--- WRITTEN PROBLEM ---
Please rewrite the rows from the first one up to and including the row with "Point <box>115 694 138 709</box>", replacing "Point" with "Marker" and leaving everything else unchanged.

- - - - -

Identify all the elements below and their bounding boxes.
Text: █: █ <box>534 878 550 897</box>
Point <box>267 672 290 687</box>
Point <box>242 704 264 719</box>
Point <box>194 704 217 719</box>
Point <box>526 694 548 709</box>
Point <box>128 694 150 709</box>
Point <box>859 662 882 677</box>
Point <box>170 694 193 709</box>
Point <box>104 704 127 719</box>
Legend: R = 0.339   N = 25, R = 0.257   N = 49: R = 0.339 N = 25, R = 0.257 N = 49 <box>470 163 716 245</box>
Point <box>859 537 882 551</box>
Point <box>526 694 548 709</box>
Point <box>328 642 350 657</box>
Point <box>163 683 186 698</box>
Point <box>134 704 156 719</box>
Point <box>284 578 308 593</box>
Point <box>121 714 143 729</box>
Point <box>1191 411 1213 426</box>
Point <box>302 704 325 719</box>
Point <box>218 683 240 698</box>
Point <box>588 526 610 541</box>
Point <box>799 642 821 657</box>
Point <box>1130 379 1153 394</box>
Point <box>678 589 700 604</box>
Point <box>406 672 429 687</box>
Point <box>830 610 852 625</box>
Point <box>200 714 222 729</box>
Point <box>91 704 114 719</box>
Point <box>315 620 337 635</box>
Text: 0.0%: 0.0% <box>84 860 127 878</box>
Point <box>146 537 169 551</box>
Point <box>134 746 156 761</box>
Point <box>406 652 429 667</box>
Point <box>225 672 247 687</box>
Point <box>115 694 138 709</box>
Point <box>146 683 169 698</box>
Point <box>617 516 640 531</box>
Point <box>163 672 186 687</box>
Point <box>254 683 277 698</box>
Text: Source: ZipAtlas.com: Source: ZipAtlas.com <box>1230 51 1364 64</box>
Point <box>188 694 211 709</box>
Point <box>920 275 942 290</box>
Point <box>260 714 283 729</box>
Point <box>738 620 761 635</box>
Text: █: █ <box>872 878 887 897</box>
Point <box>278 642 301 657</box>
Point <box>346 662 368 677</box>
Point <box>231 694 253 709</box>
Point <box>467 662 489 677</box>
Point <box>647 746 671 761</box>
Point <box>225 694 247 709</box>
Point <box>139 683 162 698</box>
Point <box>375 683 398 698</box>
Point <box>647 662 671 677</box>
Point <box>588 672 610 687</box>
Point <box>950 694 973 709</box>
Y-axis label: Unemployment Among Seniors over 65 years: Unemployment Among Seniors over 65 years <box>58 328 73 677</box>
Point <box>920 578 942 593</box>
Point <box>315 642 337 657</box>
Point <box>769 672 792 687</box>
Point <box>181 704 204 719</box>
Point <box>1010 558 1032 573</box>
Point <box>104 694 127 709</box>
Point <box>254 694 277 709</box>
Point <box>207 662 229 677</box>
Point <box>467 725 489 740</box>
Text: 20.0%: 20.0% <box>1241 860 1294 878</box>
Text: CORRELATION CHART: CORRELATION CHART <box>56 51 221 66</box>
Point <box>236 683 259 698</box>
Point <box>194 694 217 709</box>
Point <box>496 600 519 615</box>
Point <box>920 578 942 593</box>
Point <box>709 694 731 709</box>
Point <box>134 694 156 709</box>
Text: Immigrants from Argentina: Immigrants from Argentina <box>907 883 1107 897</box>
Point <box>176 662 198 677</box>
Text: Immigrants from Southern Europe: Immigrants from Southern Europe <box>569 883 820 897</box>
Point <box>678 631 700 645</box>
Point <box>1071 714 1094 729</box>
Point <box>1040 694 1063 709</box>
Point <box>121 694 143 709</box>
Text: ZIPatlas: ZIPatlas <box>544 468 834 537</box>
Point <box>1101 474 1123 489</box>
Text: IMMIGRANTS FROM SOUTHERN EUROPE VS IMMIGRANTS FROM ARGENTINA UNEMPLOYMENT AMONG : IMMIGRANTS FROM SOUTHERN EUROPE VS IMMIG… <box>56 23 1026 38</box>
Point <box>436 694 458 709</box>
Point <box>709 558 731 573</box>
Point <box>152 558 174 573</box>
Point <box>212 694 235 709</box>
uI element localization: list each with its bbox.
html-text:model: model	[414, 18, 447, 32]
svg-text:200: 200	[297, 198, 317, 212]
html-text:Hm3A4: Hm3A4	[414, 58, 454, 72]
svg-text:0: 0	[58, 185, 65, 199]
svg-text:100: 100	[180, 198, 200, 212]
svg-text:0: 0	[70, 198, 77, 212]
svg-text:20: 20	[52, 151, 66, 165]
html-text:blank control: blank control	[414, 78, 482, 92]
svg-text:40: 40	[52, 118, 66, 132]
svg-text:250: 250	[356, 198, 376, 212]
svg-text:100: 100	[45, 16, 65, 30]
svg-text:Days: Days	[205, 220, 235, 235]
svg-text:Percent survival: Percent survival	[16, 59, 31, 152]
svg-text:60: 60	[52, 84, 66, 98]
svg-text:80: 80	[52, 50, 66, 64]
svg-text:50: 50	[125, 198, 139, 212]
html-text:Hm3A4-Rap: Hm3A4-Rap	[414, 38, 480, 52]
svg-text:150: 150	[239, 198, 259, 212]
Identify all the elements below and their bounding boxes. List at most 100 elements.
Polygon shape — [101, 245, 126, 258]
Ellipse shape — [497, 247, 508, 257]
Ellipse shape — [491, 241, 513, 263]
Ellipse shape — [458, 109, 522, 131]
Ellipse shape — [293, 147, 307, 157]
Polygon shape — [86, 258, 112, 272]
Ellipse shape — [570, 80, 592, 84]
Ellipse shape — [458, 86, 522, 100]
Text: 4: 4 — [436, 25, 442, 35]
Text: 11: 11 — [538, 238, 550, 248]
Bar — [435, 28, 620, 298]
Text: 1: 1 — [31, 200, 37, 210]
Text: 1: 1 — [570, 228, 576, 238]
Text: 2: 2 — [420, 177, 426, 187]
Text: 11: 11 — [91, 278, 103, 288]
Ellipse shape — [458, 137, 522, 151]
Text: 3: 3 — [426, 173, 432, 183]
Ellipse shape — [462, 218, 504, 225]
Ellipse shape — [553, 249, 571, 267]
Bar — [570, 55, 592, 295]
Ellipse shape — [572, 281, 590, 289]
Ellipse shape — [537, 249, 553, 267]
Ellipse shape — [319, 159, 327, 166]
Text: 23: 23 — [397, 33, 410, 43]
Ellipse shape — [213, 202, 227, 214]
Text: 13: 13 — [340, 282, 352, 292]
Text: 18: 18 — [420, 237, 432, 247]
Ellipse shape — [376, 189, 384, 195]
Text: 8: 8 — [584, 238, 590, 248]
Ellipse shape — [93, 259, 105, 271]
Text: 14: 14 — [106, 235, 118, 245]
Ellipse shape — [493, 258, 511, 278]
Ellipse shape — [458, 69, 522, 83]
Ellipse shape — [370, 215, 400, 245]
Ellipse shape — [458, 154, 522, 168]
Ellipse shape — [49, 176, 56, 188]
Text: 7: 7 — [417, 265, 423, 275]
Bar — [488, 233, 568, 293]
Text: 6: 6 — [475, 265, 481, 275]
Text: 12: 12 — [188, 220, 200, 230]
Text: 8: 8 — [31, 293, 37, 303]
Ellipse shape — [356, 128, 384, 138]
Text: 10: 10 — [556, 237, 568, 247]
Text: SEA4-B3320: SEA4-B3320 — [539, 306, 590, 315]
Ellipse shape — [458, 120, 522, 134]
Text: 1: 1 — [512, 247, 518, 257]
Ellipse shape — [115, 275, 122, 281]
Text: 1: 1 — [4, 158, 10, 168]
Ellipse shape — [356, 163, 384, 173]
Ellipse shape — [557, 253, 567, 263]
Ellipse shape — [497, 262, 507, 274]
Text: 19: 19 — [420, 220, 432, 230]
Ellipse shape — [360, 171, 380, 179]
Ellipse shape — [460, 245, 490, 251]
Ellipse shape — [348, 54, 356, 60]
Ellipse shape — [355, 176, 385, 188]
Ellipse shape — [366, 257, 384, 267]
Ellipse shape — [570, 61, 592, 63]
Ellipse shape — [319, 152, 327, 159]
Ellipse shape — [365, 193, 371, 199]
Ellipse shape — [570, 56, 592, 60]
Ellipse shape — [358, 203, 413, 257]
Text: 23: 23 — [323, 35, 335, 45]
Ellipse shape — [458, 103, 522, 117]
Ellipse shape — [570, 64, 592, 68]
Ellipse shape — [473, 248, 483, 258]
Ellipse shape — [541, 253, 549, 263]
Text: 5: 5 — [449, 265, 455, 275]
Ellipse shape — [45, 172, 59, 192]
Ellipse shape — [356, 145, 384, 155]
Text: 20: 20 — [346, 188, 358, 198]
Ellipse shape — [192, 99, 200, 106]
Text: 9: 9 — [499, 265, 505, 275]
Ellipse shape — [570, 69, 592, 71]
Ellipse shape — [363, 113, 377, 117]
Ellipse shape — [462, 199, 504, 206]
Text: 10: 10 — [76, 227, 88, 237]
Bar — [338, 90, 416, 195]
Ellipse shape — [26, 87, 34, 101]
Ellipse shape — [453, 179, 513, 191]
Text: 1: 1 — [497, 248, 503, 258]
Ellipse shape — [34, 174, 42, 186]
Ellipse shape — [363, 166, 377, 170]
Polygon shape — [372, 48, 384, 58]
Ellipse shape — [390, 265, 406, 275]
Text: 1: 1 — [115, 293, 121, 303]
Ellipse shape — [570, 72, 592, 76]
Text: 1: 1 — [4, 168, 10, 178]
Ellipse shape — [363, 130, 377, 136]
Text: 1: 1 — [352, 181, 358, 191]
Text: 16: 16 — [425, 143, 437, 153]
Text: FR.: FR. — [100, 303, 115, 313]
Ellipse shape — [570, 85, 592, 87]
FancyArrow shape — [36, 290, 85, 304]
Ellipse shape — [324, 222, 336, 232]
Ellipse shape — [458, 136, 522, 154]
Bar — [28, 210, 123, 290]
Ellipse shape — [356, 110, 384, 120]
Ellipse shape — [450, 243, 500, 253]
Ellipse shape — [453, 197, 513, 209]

- - - - -

--- RESULT OF THE EXERCISE ---
Identify all the elements below and their bounding boxes.
Text: █: █ <box>534 878 550 897</box>
Marker <box>267 672 290 687</box>
Marker <box>242 704 264 719</box>
Marker <box>194 704 217 719</box>
Marker <box>526 694 548 709</box>
Marker <box>128 694 150 709</box>
Marker <box>859 662 882 677</box>
Marker <box>170 694 193 709</box>
Marker <box>104 704 127 719</box>
Legend: R = 0.339   N = 25, R = 0.257   N = 49: R = 0.339 N = 25, R = 0.257 N = 49 <box>470 163 716 245</box>
Marker <box>859 537 882 551</box>
Marker <box>526 694 548 709</box>
Marker <box>328 642 350 657</box>
Marker <box>163 683 186 698</box>
Marker <box>134 704 156 719</box>
Marker <box>284 578 308 593</box>
Marker <box>121 714 143 729</box>
Marker <box>1191 411 1213 426</box>
Marker <box>302 704 325 719</box>
Marker <box>218 683 240 698</box>
Marker <box>588 526 610 541</box>
Marker <box>799 642 821 657</box>
Marker <box>1130 379 1153 394</box>
Marker <box>678 589 700 604</box>
Marker <box>406 672 429 687</box>
Marker <box>830 610 852 625</box>
Marker <box>200 714 222 729</box>
Marker <box>91 704 114 719</box>
Marker <box>315 620 337 635</box>
Text: 0.0%: 0.0% <box>84 860 127 878</box>
Marker <box>146 537 169 551</box>
Marker <box>134 746 156 761</box>
Marker <box>406 652 429 667</box>
Marker <box>225 672 247 687</box>
Marker <box>115 694 138 709</box>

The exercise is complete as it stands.